### CHALLENGE
Among the lines below, list those containing the string "website".

::::::::::

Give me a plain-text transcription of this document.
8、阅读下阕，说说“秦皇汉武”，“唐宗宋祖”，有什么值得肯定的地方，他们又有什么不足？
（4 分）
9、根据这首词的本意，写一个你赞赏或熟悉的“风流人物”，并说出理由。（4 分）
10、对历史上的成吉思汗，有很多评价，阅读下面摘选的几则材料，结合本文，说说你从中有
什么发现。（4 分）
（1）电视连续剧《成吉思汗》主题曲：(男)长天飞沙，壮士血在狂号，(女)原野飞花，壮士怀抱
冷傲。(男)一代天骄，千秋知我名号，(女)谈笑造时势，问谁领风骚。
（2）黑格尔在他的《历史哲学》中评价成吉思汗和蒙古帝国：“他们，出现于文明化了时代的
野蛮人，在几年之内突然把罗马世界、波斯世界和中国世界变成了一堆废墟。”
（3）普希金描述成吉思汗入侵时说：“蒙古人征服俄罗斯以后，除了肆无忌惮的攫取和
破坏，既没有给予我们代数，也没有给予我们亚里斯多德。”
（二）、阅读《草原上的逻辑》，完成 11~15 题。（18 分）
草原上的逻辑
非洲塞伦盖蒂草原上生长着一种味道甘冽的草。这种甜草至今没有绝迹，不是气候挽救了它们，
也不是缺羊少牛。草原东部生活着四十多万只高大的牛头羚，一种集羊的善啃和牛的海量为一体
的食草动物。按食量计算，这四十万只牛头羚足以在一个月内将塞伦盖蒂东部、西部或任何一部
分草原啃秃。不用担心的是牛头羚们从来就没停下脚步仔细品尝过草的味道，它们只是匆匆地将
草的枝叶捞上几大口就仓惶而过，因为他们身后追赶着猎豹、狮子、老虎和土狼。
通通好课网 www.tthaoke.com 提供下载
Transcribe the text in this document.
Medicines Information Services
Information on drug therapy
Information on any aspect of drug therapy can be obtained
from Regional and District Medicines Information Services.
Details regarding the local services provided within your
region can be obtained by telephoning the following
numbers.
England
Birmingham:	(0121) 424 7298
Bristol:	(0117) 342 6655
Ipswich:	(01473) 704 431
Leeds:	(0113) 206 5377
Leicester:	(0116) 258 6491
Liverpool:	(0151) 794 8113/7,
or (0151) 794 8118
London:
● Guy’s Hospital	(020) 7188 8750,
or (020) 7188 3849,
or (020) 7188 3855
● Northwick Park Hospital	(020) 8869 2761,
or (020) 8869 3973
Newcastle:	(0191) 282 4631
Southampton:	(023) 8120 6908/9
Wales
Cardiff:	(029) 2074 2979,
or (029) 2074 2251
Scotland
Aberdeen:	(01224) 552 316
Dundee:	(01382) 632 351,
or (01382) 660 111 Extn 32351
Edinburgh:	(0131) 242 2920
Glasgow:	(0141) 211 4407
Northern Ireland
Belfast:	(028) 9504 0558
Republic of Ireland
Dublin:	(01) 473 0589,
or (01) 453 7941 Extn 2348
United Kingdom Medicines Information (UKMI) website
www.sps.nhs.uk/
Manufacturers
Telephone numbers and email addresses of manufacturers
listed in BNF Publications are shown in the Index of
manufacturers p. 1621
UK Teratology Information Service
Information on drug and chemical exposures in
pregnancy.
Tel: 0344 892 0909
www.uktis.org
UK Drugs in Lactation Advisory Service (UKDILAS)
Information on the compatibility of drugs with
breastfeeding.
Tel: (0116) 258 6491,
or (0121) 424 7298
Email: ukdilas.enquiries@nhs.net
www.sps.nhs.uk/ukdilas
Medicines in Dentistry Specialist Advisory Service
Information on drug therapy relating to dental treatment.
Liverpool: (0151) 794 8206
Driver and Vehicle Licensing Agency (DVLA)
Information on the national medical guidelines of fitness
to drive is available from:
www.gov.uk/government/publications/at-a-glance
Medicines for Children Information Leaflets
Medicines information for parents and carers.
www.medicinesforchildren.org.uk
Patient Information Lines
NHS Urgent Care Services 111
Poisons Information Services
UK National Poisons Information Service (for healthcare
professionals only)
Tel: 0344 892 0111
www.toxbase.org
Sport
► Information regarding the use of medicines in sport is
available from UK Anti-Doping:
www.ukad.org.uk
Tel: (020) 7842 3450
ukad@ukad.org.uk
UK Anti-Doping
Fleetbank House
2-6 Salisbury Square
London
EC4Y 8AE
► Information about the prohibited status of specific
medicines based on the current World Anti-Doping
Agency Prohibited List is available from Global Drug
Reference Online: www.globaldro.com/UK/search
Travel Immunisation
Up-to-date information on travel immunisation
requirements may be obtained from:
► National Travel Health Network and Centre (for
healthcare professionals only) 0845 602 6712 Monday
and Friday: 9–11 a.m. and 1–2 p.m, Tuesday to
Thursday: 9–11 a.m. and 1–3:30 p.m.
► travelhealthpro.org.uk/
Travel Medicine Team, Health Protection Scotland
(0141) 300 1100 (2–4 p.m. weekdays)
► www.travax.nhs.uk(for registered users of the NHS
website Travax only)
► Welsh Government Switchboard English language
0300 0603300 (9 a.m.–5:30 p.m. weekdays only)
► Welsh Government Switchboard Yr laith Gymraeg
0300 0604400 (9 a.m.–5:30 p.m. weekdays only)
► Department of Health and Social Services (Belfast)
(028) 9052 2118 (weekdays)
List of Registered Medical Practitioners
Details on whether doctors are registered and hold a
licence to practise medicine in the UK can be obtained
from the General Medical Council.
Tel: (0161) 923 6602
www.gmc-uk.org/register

::::::::::

### ANSWER IN FULL
United Kingdom Medicines Information (UKMI) website
website Travax only)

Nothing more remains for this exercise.